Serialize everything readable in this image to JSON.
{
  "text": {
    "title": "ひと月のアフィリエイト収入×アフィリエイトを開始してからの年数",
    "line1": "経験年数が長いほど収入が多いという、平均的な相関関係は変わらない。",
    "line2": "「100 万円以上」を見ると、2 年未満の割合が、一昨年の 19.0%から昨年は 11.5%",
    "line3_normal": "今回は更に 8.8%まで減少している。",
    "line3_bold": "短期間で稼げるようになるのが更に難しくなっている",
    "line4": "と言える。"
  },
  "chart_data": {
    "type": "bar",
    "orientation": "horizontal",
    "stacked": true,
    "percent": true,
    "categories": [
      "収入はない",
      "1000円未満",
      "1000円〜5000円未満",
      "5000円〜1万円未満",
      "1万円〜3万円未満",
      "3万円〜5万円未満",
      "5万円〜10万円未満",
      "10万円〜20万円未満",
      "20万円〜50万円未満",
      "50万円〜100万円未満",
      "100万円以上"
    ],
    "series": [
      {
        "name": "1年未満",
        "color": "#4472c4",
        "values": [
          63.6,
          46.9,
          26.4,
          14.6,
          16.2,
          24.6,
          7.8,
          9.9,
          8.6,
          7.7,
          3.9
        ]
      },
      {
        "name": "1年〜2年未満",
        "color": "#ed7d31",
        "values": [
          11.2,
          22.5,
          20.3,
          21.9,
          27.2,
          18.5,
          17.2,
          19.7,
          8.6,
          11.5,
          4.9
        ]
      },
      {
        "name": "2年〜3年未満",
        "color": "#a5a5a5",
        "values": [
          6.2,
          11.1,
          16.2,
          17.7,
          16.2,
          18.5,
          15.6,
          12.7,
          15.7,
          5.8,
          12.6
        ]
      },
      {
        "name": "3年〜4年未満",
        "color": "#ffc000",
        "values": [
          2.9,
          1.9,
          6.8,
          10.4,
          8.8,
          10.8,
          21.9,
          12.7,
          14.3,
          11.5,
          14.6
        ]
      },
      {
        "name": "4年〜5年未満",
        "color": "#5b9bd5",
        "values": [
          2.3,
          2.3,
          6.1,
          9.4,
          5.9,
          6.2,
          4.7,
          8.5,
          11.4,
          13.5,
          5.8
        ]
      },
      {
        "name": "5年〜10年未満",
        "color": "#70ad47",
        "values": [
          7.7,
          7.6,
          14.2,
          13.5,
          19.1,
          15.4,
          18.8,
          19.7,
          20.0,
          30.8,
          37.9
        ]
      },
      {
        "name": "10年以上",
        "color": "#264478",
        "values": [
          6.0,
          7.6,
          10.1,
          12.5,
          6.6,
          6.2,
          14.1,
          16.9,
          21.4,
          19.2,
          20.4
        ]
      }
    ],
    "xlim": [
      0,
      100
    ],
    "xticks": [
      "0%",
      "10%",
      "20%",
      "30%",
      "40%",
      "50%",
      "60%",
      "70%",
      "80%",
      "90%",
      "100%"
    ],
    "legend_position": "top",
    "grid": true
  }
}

____

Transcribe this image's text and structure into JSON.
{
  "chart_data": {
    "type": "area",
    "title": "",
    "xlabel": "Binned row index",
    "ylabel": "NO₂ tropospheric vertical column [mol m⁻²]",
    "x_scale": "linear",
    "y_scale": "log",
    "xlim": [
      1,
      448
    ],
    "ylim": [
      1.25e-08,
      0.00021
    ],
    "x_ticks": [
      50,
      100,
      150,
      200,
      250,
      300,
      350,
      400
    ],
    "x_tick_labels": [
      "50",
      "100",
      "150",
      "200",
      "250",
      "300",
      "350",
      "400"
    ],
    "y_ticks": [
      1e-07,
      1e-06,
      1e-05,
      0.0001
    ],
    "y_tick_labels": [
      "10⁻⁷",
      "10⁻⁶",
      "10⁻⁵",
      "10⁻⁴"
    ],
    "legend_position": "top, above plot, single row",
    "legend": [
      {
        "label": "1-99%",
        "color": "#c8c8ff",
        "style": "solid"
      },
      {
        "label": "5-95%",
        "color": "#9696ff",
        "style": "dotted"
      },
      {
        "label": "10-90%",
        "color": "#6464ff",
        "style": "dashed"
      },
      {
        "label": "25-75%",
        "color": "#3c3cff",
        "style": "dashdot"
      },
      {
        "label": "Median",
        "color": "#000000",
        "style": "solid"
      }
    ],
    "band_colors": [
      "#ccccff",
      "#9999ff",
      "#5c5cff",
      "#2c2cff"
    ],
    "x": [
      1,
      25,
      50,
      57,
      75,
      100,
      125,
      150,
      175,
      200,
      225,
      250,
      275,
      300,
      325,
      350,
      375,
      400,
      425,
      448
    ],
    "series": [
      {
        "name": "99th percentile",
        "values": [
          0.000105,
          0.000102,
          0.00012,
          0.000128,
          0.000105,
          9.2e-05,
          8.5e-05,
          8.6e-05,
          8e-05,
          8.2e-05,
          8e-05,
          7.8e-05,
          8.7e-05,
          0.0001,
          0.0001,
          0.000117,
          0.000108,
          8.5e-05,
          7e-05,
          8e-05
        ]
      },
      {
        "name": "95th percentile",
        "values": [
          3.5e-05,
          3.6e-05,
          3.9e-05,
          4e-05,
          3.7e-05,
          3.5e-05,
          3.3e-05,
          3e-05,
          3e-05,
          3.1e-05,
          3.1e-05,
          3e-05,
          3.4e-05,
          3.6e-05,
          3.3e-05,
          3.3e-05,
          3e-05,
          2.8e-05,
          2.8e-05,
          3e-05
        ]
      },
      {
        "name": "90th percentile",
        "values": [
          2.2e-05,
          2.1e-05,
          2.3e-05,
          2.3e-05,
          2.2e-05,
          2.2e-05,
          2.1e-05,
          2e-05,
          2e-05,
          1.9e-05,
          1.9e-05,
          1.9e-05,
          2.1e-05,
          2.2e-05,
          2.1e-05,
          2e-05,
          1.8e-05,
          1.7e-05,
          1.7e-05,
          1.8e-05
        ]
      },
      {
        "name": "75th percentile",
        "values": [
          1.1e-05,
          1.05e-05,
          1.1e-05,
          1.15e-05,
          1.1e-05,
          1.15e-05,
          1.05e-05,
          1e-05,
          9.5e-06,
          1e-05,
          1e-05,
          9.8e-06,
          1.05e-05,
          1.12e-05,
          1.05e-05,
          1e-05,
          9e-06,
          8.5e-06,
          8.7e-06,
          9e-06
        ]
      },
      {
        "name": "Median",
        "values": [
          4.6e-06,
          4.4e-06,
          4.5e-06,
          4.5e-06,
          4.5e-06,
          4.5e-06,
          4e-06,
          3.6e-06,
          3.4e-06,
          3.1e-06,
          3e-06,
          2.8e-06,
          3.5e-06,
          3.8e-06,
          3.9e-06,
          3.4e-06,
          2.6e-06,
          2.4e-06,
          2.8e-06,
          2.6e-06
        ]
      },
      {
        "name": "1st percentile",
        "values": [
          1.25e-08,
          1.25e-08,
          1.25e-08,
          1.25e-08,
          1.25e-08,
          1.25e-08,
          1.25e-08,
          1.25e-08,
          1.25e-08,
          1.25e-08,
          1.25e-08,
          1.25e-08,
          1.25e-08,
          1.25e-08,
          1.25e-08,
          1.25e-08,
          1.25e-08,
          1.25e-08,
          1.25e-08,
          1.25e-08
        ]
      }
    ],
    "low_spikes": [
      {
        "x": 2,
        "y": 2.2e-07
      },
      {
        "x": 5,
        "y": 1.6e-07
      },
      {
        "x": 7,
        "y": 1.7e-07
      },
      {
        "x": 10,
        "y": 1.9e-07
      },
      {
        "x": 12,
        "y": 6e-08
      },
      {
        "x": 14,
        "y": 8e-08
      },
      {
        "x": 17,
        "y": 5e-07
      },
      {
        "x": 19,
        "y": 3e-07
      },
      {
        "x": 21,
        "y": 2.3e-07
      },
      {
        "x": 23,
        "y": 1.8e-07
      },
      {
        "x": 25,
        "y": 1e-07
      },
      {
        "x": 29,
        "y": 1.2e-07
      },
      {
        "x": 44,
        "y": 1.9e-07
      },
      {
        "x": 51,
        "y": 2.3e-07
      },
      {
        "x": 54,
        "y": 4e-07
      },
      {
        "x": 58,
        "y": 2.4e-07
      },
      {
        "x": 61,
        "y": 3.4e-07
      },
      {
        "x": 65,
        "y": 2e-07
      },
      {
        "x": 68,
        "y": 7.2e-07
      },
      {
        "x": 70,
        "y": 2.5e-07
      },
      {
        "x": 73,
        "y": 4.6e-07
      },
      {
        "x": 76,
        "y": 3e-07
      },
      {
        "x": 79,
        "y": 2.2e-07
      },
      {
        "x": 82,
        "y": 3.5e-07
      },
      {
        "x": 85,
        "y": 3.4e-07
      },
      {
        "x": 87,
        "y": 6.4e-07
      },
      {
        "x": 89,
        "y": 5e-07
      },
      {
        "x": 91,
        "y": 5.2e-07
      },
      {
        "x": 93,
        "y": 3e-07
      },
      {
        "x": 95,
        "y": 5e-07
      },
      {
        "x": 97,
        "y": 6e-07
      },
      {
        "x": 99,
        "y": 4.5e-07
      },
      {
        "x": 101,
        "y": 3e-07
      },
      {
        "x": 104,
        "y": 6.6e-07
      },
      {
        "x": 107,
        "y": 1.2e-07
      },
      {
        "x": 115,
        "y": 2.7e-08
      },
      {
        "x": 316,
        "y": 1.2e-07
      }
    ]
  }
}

____

#### Do this
Find the word "percentile" in the entries above and gather every line that holds it.

#### Solved exercise
        "name": "99th percentile",
        "name": "95th percentile",
        "name": "90th percentile",
        "name": "75th percentile",
        "name": "1st percentile",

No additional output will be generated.